WORK TO BE COMPLETED> Pictures in the data below are not part of the copy; transcribe everything else exactly.

RECORDS SHOWN>
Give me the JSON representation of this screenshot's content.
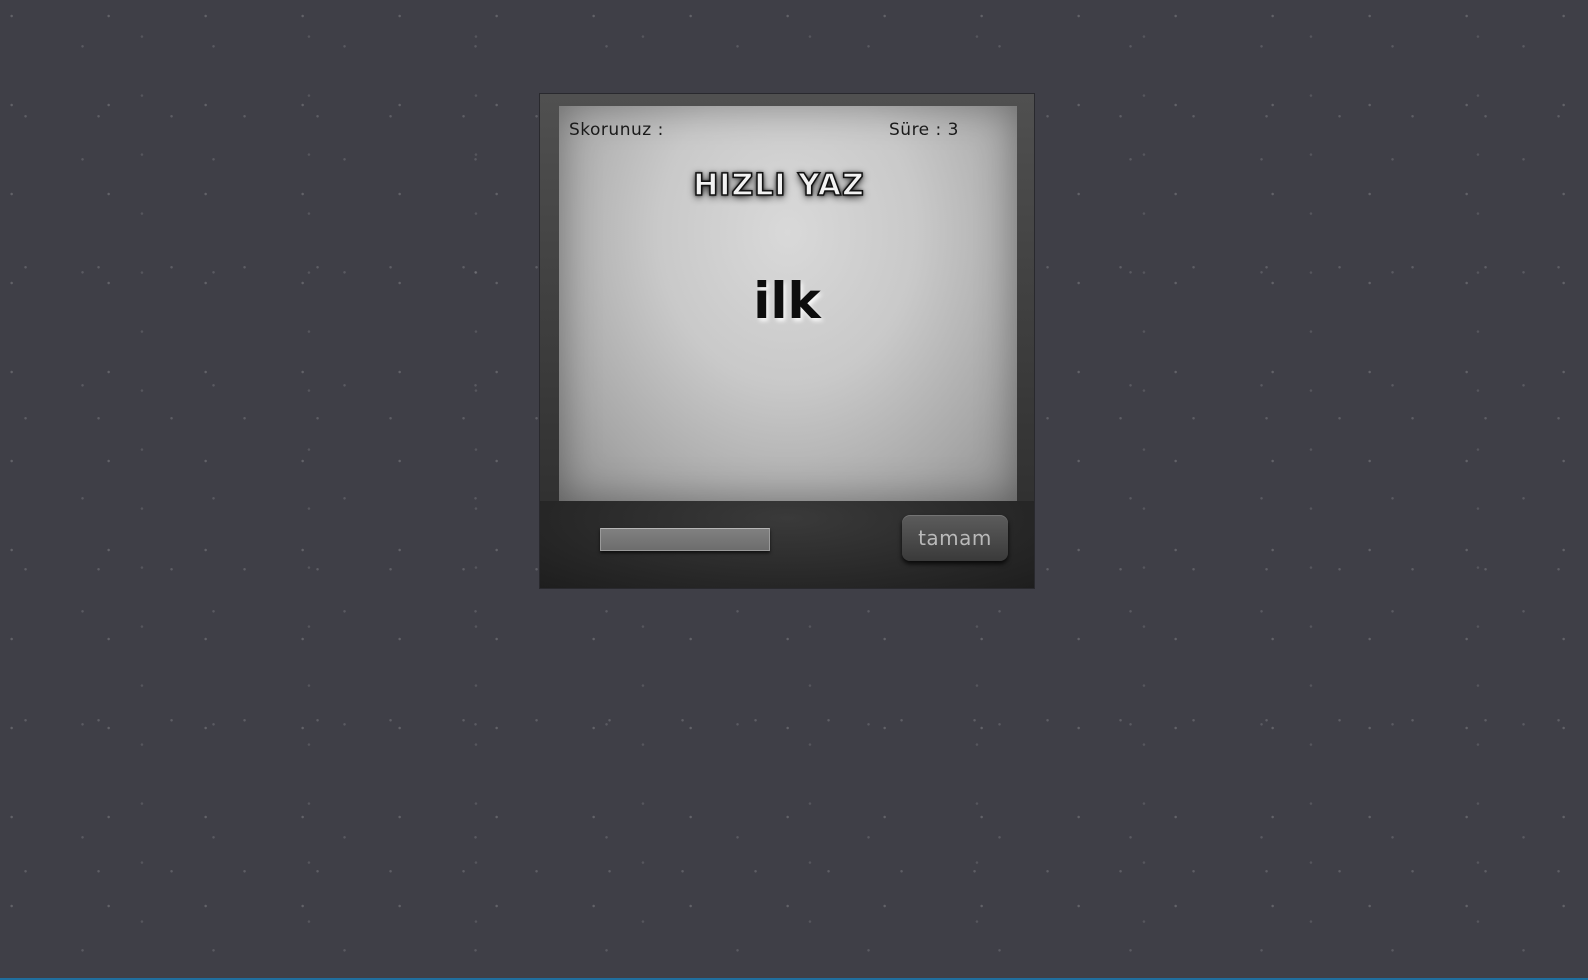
{
  "game": {
    "title": "HIZLI YAZ",
    "score_label": "Skorunuz :",
    "timer_text": "Süre : 3",
    "current_word": "ilk",
    "input_value": "",
    "submit_label": "tamam"
  },
  "colors": {
    "page_background": "#3f3f47",
    "accent_line": "#1f6f9f"
  }
}
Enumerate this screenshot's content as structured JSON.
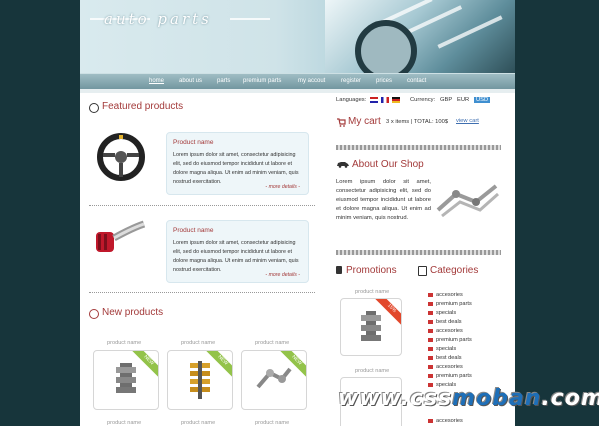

THE RESPONSE>
Give me the JSON representation of this screenshot's content.
{
  "game": {
    "title": "HIZLI YAZ",
    "score_label": "Skorunuz :",
    "timer_text": "Süre : 3",
    "current_word": "ilk",
    "input_value": "",
    "submit_label": "tamam"
  },
  "colors": {
    "page_background": "#3f3f47",
    "accent_line": "#1f6f9f"
  }
}
Enumerate this screenshot's content as structured JSON.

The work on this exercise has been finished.